(Recorded data)
---------------

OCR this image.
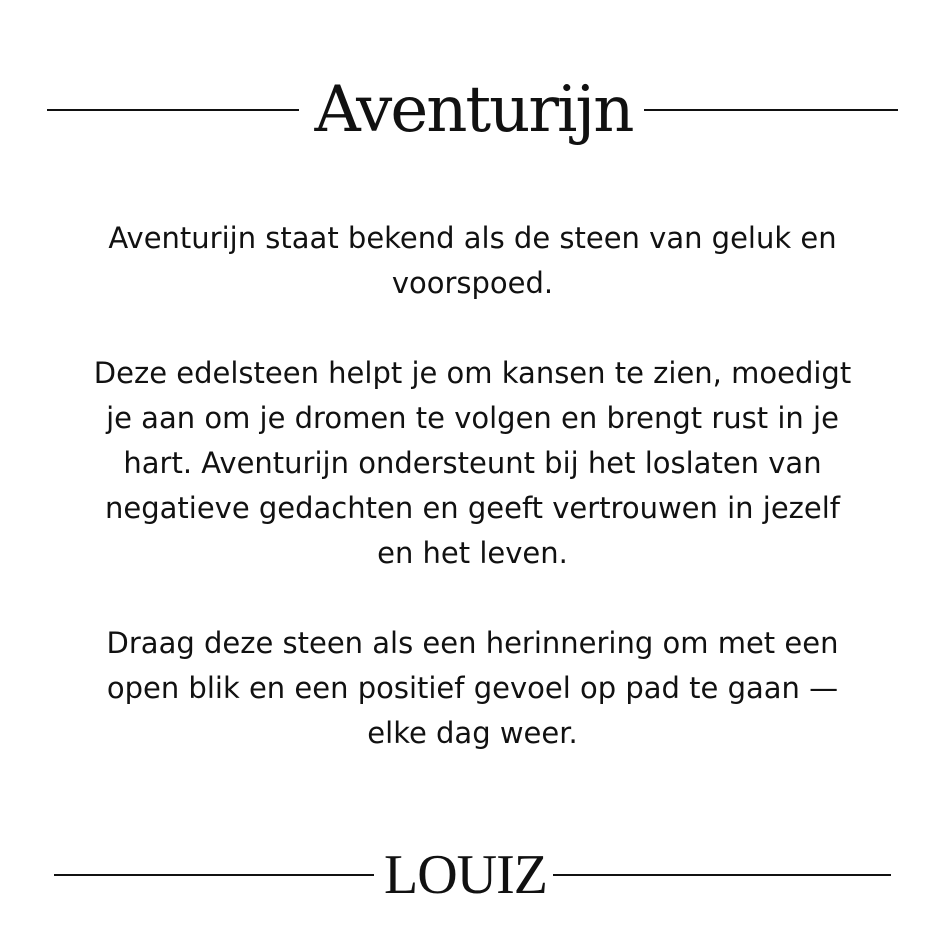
Aventurijn

Aventurijn staat bekend als de steen van geluk en
voorspoed.

Deze edelsteen helpt je om kansen te zien, moedigt
je aan om je dromen te volgen en brengt rust in je
hart. Aventurijn ondersteunt bij het loslaten van
negatieve gedachten en geeft vertrouwen in jezelf
en het leven.

Draag deze steen als een herinnering om met een
open blik en een positief gevoel op pad te gaan —
elke dag weer.

LOUIZ
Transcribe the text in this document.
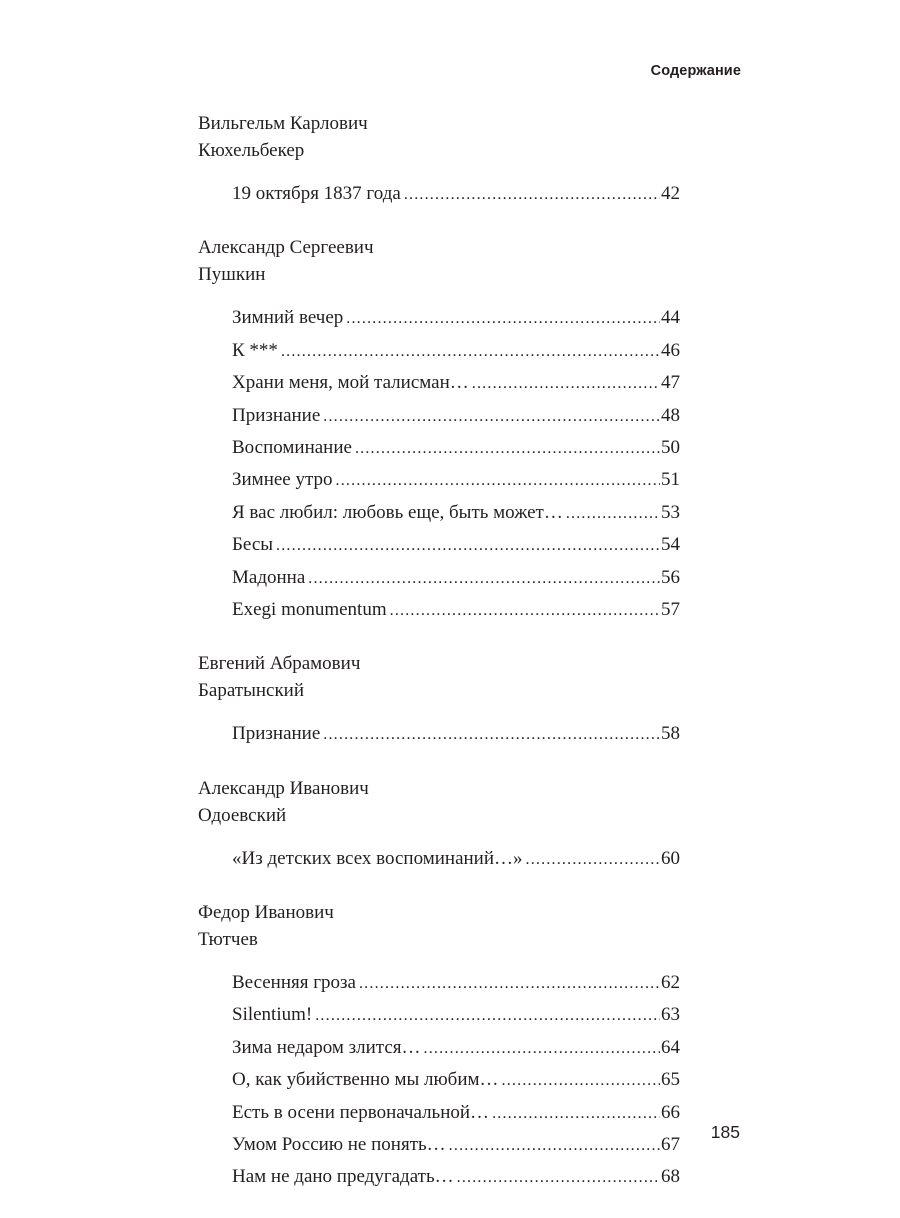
Содержание
Вильгельм Карлович
Кюхельбекер
19 октября 1837 года .....	42
Александр Сергеевич
Пушкин
Зимний вечер .....	44
К *** .....	46
Храни меня, мой талисман… .....	47
Признание .....	48
Воспоминание .....	50
Зимнее утро .....	51
Я вас любил: любовь еще, быть может… .....	53
Бесы .....	54
Мадонна .....	56
Exegi monumentum .....	57
Евгений Абрамович
Баратынский
Признание .....	58
Александр Иванович
Одоевский
«Из детских всех воспоминаний…» .....	60
Федор Иванович
Тютчев
Весенняя гроза .....	62
Silentium! .....	63
Зима недаром злится… .....	64
О, как убийственно мы любим… .....	65
Есть в осени первоначальной… .....	66
Умом Россию не понять… .....	67
Нам не дано предугадать… .....	68
185
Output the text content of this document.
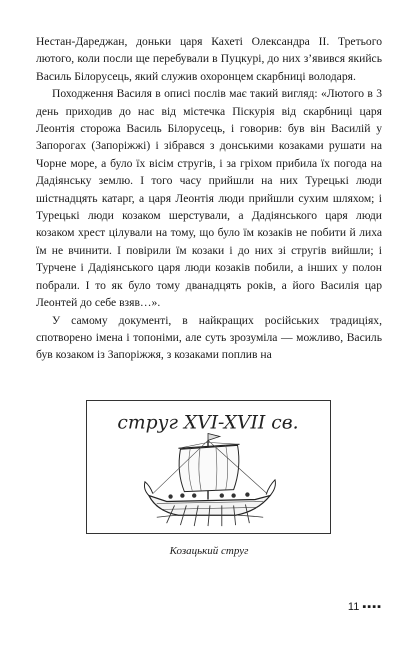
Нестан-Дареджан, доньки царя Кахеті Олександра II. Третього лютого, коли посли ще перебували в Пуцкурі, до них з’явився якийсь Василь Білорусець, який служив охоронцем скарбниці володаря.

Походження Василя в описі послів має такий вигляд: «Лютого в 3 день приходив до нас від містечка Піскурія від скарбниці царя Леонтія сторожа Василь Білорусець, і говорив: був він Василій у Запорогах (Запоріжжі) і зібрався з донськими козаками рушати на Чорне море, а було їх вісім стругів, і за гріхом прибила їх погода на Дадіянську землю. І того часу прийшли на них Турецькі люди шістнадцять катарг, а царя Леонтія люди прийшли сухим шляхом; і Турецькі люди козаком шерстували, а Дадіянського царя люди козаком хрест цілували на тому, що було їм козаків не побити й лиха їм не вчинити. І повірили їм козаки і до них зі стругів вийшли; і Турчене і Дадіянського царя люди козаків побили, а інших у полон побрали. І то як було тому дванадцять років, а його Василія цар Леонтей до себе взяв…».

У самому документі, в найкращих російських традиціях, спотворено імена і топоніми, але суть зрозуміла — можливо, Василь був козаком із Запоріжжя, з козаками поплив на

струг XVI-XVII св.
Козацький струг
11 ▪▪▪▪
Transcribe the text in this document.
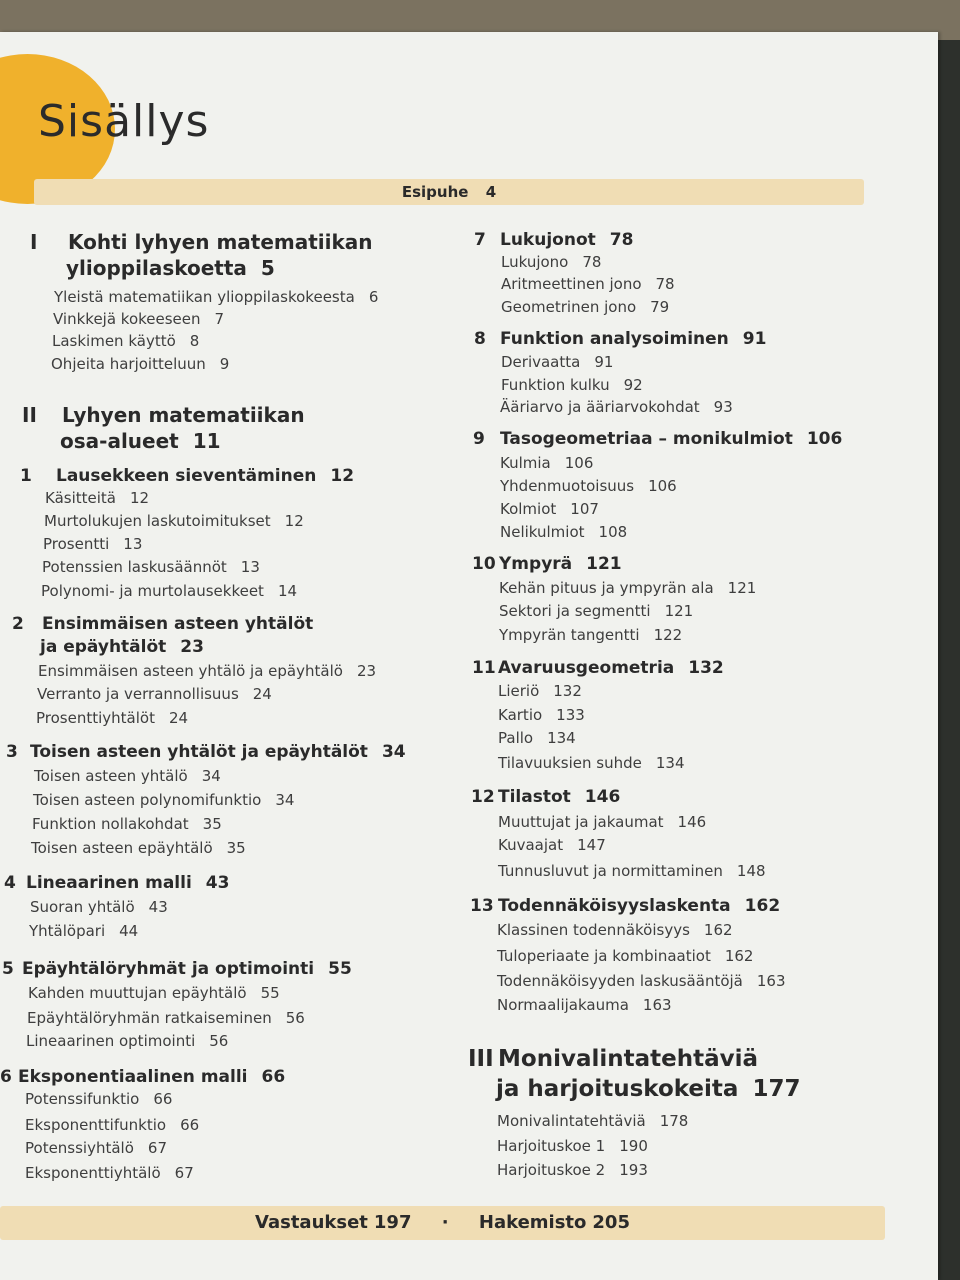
Sisällys
Esipuhe 4
I Kohti lyhyen matematiikan
ylioppilaskoetta 5
Yleistä matematiikan ylioppilaskokeesta 6
Vinkkejä kokeeseen 7
Laskimen käyttö 8
Ohjeita harjoitteluun 9
II Lyhyen matematiikan
osa-alueet 11
1 Lausekkeen sieventäminen 12
Käsitteitä 12
Murtolukujen laskutoimitukset 12
Prosentti 13
Potenssien laskusäännöt 13
Polynomi- ja murtolausekkeet 14
2 Ensimmäisen asteen yhtälöt
ja epäyhtälöt 23
Ensimmäisen asteen yhtälö ja epäyhtälö 23
Verranto ja verrannollisuus 24
Prosenttiyhtälöt 24
3 Toisen asteen yhtälöt ja epäyhtälöt 34
Toisen asteen yhtälö 34
Toisen asteen polynomifunktio 34
Funktion nollakohdat 35
Toisen asteen epäyhtälö 35
4 Lineaarinen malli 43
Suoran yhtälö 43
Yhtälöpari 44
5 Epäyhtälöryhmät ja optimointi 55
Kahden muuttujan epäyhtälö 55
Epäyhtälöryhmän ratkaiseminen 56
Lineaarinen optimointi 56
6 Eksponentiaalinen malli 66
Potenssifunktio 66
Eksponenttifunktio 66
Potenssiyhtälö 67
Eksponenttiyhtälö 67
7 Lukujonot 78
Lukujono 78
Aritmeettinen jono 78
Geometrinen jono 79
8 Funktion analysoiminen 91
Derivaatta 91
Funktion kulku 92
Ääriarvo ja ääriarvokohdat 93
9 Tasogeometriaa – monikulmiot 106
Kulmia 106
Yhdenmuotoisuus 106
Kolmiot 107
Nelikulmiot 108
10 Ympyrä 121
Kehän pituus ja ympyrän ala 121
Sektori ja segmentti 121
Ympyrän tangentti 122
11 Avaruusgeometria 132
Lieriö 132
Kartio 133
Pallo 134
Tilavuuksien suhde 134
12 Tilastot 146
Muuttujat ja jakaumat 146
Kuvaajat 147
Tunnusluvut ja normittaminen 148
13 Todennäköisyyslaskenta 162
Klassinen todennäköisyys 162
Tuloperiaate ja kombinaatiot 162
Todennäköisyyden laskusääntöjä 163
Normaalijakauma 163
III Monivalintatehtäviä
ja harjoituskokeita 177
Monivalintatehtäviä 178
Harjoituskoe 1 190
Harjoituskoe 2 193
Vastaukset 197 · Hakemisto 205
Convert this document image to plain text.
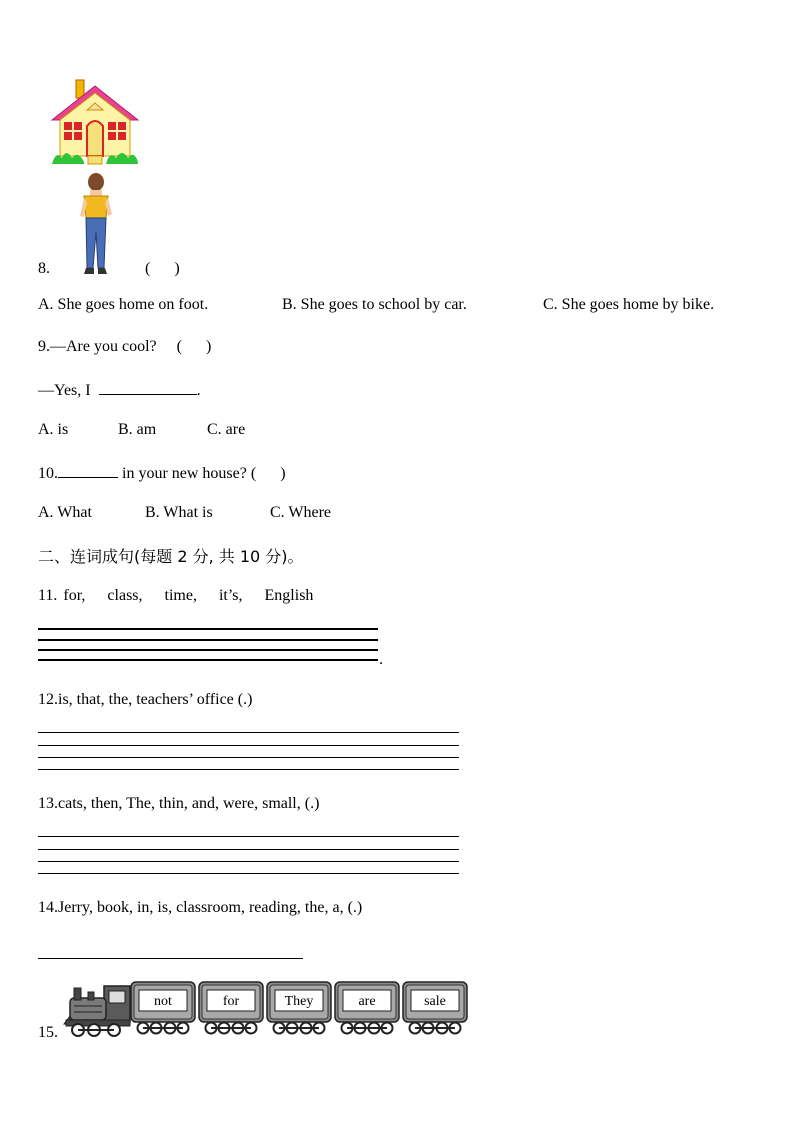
8.	(      )
A. She goes home on foot.	B. She goes to school by car.	C. She goes home by bike.
9.—Are you cool? (      )
—Yes, I	.
A. is	B. am	C. are
10.	in your new house? (      )
A. What	B. What is	C. Where
二、连词成句(每题 2 分, 共 10 分)。
11. for, class, time, it’s, English
.
12.is, that, the, teachers’ office (.)
13.cats, then, The, thin, and, were, small, (.)
14.Jerry, book, in, is, classroom, reading, the, a, (.)
15.
not	for	They	are	sale
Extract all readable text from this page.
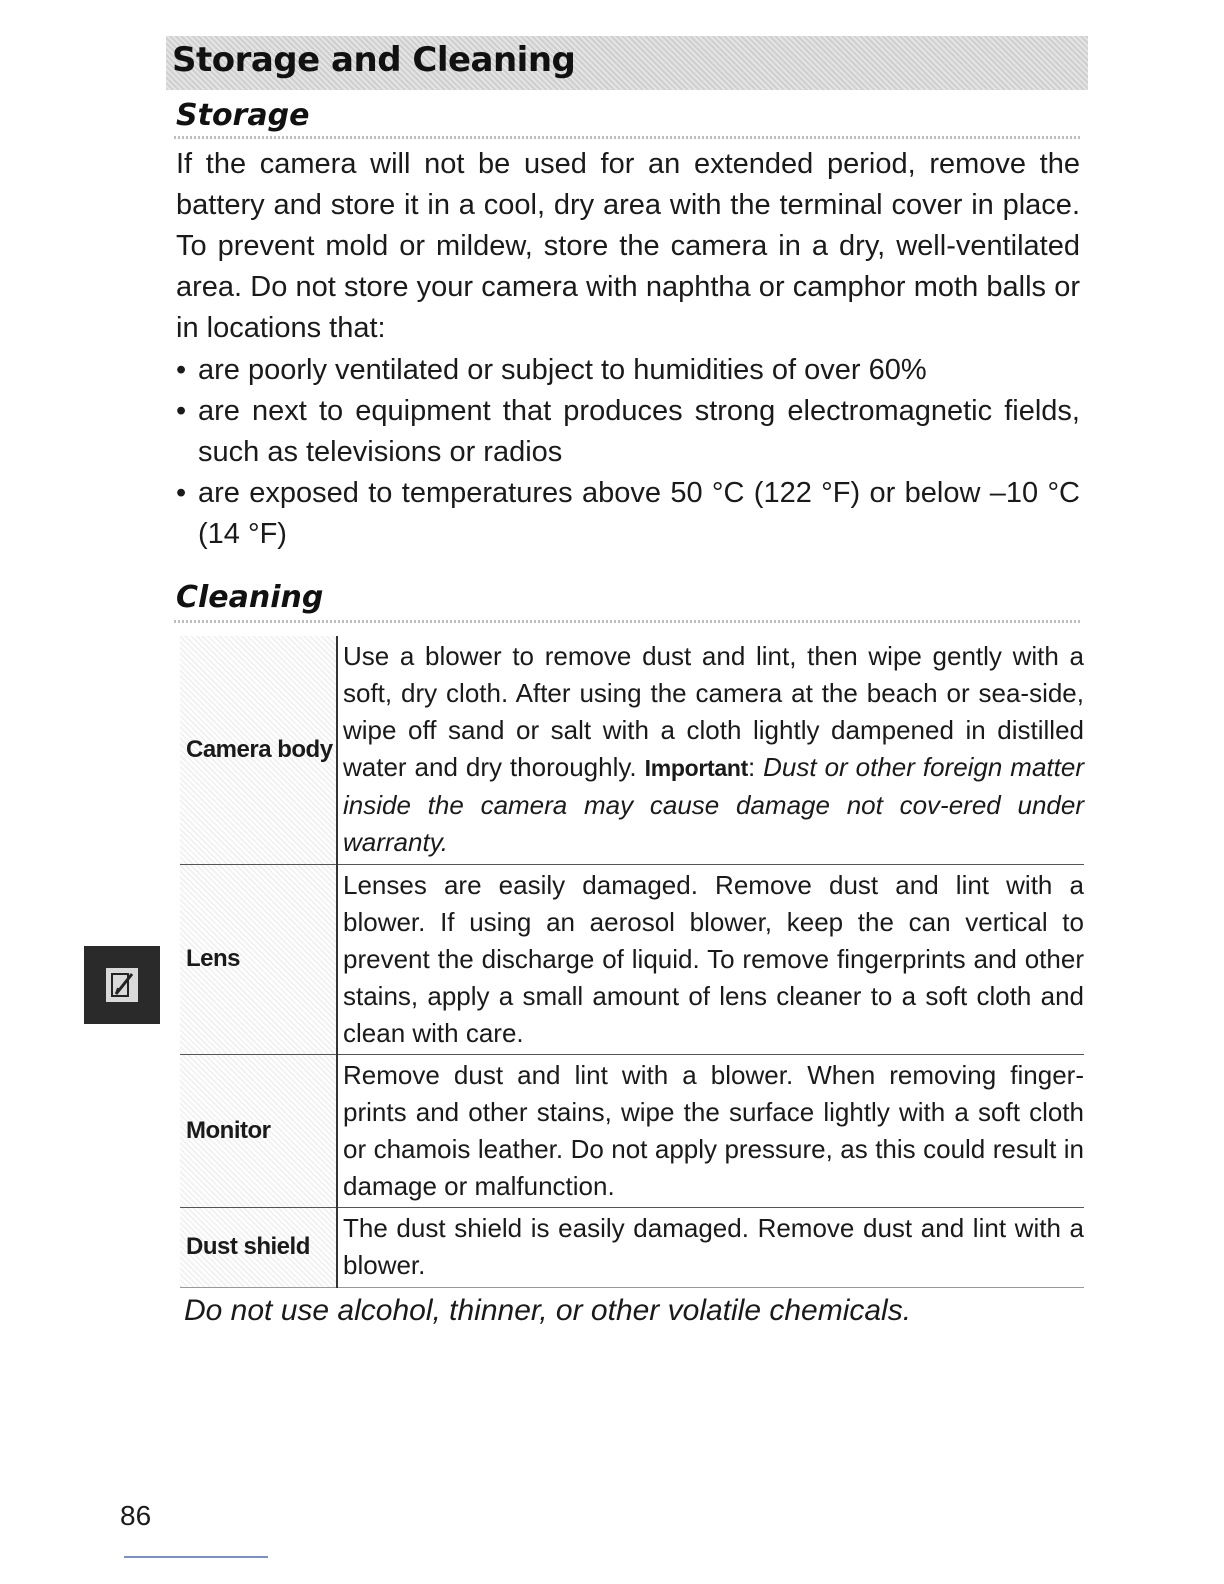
Storage and Cleaning
Storage

If the camera will not be used for an extended period, remove the battery and store it in a cool, dry area with the terminal cover in place. To prevent mold or mildew, store the camera in a dry, well-ventilated area. Do not store your camera with naphtha or camphor moth balls or in locations that:

• are poorly ventilated or subject to humidities of over 60%
• are next to equipment that produces strong electromagnetic fields, such as televisions or radios
• are exposed to temperatures above 50 °C (122 °F) or below –10 °C (14 °F)
Cleaning
Camera body	Use a blower to remove dust and lint, then wipe gently with a soft, dry cloth. After using the camera at the beach or sea-side, wipe off sand or salt with a cloth lightly dampened in distilled water and dry thoroughly. Important: Dust or other foreign matter inside the camera may cause damage not cov-ered under warranty.
Lens	Lenses are easily damaged. Remove dust and lint with a blower. If using an aerosol blower, keep the can vertical to prevent the discharge of liquid. To remove fingerprints and other stains, apply a small amount of lens cleaner to a soft cloth and clean with care.
Monitor	Remove dust and lint with a blower. When removing finger-prints and other stains, wipe the surface lightly with a soft cloth or chamois leather. Do not apply pressure, as this could result in damage or malfunction.
Dust shield	The dust shield is easily damaged. Remove dust and lint with a blower.
Do not use alcohol, thinner, or other volatile chemicals.
86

---------------

* _TASK DETAILS_:
Copy out all lines from the material above that contain the string "козаком".

* _TASK RESULT_:
Походження Василя в описі послів має такий вигляд: «Лютого в 3 день приходив до нас від містечка Піскурія від скарбниці царя Леонтія сторожа Василь Білорусець, і говорив: був він Василій у Запорогах (Запоріжжі) і зібрався з донськими козаками рушати на Чорне море, а було їх вісім стругів, і за гріхом прибила їх погода на Дадіянську землю. І того часу прийшли на них Турецькі люди шістнадцять катарг, а царя Леонтія люди прийшли сухим шляхом; і Турецькі люди козаком шерстували, а Дадіянського царя люди козаком хрест цілували на тому, що було їм козаків не побити й лиха їм не вчинити. І повірили їм козаки і до них зі стругів вийшли; і Турчене і Дадіянського царя люди козаків побили, а інших у полон побрали. І то як було тому дванадцять років, а його Василія цар Леонтей до себе взяв…».
У самому документі, в найкращих російських традиціях, спотворено імена і топоніми, але суть зрозуміла — можливо, Василь був козаком із Запоріжжя, з козаками поплив на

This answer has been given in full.